[Saved entries]
━━━━━━━━

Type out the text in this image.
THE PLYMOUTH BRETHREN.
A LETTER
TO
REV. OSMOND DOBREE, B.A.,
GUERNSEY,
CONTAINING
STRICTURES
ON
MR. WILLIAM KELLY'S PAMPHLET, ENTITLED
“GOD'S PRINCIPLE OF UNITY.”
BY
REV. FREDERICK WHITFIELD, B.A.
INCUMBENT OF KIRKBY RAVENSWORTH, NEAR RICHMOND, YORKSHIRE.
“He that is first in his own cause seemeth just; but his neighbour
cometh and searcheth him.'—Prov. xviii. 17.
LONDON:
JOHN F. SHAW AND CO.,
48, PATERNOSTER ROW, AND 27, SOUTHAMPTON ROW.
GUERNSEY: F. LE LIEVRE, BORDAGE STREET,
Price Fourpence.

━━━━━━━━

**TASK INSTRUCTIONS**
Output the records verbatim, from the first line to the last.

**TASK SOLUTION**
Type out the text in this image.
THE PLYMOUTH BRETHREN.
A LETTER
TO
REV. OSMOND DOBREE, B.A.,
GUERNSEY,
CONTAINING
STRICTURES
ON
MR. WILLIAM KELLY'S PAMPHLET, ENTITLED
“GOD'S PRINCIPLE OF UNITY.”
BY
REV. FREDERICK WHITFIELD, B.A.
INCUMBENT OF KIRKBY RAVENSWORTH, NEAR RICHMOND, YORKSHIRE.
“He that is first in his own cause seemeth just; but his neighbour
cometh and searcheth him.'—Prov. xviii. 17.
LONDON:
JOHN F. SHAW AND CO.,
48, PATERNOSTER ROW, AND 27, SOUTHAMPTON ROW.
GUERNSEY: F. LE LIEVRE, BORDAGE STREET,
Price Fourpence.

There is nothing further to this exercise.